GOAL:
Check each line below for the word "UNIVERSITY", and copy those that have it.

(Saved entries)
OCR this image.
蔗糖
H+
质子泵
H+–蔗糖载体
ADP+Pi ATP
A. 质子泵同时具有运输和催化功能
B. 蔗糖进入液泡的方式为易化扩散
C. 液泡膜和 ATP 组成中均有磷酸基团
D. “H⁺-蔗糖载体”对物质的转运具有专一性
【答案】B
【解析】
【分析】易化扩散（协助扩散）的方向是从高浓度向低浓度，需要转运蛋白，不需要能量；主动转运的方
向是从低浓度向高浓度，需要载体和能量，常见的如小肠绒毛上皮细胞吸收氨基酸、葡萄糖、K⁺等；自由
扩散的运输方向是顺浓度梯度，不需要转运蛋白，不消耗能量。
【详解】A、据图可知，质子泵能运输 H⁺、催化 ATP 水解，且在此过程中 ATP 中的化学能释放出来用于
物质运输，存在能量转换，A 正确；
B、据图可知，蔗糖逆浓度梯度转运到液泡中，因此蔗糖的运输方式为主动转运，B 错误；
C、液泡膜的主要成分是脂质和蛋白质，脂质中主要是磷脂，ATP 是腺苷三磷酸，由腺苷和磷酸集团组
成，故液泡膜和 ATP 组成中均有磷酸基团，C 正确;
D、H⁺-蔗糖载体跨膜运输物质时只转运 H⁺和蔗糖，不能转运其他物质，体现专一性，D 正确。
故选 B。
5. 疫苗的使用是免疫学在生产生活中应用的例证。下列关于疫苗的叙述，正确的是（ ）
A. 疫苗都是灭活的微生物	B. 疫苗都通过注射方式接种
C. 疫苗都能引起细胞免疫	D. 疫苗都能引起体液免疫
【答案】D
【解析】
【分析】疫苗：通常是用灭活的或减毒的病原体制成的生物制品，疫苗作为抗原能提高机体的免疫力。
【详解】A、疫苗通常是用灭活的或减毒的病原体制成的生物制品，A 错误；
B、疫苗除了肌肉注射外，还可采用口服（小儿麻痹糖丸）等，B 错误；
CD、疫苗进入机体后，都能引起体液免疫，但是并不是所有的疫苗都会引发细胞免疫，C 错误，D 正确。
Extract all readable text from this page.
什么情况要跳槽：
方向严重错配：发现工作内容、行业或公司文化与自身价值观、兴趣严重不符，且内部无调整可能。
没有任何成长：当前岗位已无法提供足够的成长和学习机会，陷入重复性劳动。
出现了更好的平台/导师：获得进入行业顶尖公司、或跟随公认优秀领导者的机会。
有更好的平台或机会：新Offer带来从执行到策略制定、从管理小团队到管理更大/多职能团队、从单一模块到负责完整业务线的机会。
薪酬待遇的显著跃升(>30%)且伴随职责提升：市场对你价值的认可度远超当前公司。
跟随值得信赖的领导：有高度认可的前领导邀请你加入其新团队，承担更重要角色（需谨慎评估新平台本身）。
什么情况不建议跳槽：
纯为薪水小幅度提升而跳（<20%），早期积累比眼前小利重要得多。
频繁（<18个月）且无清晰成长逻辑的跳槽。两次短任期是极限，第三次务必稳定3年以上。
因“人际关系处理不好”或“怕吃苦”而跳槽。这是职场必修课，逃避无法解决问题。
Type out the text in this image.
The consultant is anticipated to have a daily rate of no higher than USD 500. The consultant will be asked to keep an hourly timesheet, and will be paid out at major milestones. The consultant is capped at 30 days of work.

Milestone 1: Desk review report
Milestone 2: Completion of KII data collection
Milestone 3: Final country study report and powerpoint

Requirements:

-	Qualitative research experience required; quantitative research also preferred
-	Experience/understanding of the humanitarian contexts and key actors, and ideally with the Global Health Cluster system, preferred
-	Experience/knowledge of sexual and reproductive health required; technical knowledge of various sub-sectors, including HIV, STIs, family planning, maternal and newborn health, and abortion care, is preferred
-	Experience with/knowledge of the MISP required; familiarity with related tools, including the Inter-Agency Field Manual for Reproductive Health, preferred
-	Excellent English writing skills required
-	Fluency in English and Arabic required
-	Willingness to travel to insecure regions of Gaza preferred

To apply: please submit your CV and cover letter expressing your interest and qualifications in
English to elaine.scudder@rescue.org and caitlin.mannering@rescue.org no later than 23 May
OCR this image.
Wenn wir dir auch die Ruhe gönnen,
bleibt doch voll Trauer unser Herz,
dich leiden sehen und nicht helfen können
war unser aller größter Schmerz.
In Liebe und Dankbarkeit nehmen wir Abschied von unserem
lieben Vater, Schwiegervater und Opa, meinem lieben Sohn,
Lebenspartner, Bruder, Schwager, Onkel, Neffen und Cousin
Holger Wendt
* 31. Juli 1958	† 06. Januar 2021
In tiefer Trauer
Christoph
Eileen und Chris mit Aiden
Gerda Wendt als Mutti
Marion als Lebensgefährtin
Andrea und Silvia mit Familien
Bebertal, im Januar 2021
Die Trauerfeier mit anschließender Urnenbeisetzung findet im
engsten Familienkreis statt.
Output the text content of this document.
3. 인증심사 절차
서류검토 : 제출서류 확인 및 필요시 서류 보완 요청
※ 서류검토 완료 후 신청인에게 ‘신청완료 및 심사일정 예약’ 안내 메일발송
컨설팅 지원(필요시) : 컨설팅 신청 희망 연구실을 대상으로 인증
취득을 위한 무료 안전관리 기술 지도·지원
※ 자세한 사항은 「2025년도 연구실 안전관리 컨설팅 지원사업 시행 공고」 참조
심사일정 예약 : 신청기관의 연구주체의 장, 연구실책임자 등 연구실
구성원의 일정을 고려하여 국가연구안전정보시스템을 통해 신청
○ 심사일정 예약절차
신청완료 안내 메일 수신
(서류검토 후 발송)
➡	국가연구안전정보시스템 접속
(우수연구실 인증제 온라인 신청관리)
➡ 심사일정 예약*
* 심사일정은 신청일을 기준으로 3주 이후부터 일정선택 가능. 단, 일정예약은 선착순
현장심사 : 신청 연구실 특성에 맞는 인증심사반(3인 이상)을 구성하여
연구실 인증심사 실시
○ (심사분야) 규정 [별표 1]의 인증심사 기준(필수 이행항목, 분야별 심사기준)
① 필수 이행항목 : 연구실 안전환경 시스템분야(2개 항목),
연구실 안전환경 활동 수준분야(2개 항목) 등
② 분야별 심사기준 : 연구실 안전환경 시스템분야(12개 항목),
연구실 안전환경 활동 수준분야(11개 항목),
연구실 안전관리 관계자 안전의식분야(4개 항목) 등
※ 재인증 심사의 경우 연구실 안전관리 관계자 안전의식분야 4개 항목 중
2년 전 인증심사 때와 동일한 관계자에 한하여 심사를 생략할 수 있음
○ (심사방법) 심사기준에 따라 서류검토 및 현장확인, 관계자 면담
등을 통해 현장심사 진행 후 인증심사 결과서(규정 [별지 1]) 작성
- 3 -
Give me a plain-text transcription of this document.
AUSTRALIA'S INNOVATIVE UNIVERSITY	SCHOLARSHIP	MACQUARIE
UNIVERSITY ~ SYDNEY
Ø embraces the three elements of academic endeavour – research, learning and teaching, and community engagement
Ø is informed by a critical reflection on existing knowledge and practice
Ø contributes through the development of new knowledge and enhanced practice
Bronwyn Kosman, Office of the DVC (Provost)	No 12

CORRECT ANSWER:
AUSTRALIA'S INNOVATIVE UNIVERSITY	SCHOLARSHIP	MACQUARIE
UNIVERSITY ~ SYDNEY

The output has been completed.